* Requirement *
Extract all lines that hold the string "explorer".

::: Data for the task

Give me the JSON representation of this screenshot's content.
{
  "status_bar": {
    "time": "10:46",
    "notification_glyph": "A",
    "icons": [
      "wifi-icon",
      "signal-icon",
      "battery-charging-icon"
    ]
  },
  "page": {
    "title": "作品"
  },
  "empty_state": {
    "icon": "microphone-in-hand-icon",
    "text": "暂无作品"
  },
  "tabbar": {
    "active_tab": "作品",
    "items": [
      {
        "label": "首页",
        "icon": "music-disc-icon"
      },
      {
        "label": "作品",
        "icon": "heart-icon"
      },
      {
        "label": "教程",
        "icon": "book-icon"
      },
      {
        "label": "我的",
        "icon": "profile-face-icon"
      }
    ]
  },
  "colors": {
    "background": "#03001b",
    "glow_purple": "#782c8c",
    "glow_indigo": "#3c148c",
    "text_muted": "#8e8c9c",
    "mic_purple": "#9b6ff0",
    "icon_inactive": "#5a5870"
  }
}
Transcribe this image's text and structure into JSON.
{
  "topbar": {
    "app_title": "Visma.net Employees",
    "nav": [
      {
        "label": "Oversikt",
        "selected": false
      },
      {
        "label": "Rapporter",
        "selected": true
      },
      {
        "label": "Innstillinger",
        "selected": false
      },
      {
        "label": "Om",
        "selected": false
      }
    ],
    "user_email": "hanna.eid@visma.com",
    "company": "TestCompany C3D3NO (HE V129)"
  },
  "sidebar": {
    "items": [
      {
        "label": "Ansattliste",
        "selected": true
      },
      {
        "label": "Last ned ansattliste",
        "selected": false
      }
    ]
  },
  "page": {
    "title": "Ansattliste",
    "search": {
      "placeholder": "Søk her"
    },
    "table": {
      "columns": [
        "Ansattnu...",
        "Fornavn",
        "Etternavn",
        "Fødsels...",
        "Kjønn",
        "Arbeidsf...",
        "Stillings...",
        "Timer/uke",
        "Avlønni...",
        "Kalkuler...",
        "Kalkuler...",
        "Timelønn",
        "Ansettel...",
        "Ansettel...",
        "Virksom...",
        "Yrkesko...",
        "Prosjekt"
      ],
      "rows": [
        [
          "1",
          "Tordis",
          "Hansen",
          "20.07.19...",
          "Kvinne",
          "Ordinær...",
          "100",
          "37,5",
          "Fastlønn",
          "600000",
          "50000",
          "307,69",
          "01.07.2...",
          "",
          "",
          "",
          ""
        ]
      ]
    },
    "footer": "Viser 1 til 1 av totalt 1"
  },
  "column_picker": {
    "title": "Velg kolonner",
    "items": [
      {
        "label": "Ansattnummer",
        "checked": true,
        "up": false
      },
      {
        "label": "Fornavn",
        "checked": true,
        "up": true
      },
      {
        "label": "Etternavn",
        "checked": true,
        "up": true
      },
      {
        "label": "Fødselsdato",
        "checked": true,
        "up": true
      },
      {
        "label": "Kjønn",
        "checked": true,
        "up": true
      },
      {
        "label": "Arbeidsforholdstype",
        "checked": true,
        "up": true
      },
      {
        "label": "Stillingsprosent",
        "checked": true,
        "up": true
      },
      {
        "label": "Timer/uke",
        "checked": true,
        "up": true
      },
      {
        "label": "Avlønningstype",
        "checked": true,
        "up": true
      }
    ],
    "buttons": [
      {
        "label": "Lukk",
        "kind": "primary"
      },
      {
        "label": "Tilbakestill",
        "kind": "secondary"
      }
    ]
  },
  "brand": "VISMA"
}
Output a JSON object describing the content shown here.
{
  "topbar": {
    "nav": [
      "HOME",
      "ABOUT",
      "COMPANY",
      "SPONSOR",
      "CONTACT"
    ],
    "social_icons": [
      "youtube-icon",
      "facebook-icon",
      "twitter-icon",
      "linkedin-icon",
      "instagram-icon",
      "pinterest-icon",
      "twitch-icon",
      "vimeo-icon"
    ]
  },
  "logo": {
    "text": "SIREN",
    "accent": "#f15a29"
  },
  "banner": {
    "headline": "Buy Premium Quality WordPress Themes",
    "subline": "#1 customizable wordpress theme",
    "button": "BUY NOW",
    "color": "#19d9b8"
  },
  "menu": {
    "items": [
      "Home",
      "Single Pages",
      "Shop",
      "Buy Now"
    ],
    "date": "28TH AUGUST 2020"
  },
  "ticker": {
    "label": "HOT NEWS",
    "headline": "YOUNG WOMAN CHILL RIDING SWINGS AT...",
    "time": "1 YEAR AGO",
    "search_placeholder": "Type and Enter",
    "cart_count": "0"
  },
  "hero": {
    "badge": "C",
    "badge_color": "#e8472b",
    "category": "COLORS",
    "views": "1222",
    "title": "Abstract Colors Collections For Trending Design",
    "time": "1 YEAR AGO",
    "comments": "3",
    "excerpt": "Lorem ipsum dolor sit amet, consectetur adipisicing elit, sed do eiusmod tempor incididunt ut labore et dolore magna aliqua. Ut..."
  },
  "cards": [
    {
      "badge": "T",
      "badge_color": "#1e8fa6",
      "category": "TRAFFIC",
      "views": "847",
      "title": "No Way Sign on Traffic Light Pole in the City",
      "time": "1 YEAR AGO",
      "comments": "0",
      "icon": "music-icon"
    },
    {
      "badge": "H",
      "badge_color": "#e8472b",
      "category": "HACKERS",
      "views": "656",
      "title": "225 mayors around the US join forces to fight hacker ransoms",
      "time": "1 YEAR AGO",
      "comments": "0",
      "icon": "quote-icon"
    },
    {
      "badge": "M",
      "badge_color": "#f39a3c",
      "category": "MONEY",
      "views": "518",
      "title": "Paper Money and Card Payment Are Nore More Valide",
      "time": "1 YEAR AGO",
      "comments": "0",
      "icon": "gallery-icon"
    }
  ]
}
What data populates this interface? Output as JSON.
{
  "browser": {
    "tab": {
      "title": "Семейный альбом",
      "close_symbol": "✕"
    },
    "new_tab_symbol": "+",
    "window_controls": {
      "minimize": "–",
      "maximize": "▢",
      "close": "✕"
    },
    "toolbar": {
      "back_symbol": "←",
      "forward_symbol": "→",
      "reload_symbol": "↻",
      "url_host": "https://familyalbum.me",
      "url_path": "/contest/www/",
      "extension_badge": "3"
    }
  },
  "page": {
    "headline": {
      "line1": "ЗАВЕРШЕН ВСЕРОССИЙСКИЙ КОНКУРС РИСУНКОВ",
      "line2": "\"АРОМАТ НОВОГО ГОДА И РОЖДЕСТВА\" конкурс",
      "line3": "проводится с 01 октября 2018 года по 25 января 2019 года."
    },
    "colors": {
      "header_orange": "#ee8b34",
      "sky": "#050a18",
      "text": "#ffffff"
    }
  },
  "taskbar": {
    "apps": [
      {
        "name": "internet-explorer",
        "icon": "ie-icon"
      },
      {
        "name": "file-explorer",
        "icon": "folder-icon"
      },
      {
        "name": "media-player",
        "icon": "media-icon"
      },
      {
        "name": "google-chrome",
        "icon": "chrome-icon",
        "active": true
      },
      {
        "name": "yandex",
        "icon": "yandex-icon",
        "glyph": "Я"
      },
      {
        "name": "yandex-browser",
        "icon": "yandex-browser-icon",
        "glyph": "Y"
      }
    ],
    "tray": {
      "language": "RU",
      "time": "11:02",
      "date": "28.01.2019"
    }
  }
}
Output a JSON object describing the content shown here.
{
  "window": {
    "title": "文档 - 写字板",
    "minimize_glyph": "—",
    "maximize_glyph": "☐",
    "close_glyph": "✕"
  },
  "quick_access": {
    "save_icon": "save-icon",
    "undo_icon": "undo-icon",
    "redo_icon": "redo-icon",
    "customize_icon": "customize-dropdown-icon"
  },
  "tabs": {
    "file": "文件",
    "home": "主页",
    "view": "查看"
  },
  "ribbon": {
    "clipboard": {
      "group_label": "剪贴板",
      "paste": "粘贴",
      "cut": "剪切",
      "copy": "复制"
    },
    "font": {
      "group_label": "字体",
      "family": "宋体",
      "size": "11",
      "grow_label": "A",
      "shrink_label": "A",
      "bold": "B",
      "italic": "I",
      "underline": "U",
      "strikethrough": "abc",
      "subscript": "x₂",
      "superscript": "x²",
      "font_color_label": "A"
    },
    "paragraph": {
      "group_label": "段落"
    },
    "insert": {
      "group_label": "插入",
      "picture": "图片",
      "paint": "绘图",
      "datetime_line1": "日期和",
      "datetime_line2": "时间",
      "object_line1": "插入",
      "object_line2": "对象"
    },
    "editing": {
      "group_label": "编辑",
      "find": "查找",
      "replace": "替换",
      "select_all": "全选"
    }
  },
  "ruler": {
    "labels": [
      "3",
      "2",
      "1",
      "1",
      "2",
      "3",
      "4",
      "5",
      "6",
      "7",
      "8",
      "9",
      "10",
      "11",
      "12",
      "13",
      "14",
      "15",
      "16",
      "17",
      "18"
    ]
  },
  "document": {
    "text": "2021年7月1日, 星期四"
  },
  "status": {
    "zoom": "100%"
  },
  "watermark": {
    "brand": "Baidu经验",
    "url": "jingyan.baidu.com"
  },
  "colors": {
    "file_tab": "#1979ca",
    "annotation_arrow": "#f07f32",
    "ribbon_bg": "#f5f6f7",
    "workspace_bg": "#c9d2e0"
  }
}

::::::

* Final result *
        "name": "internet-explorer",
        "name": "file-explorer",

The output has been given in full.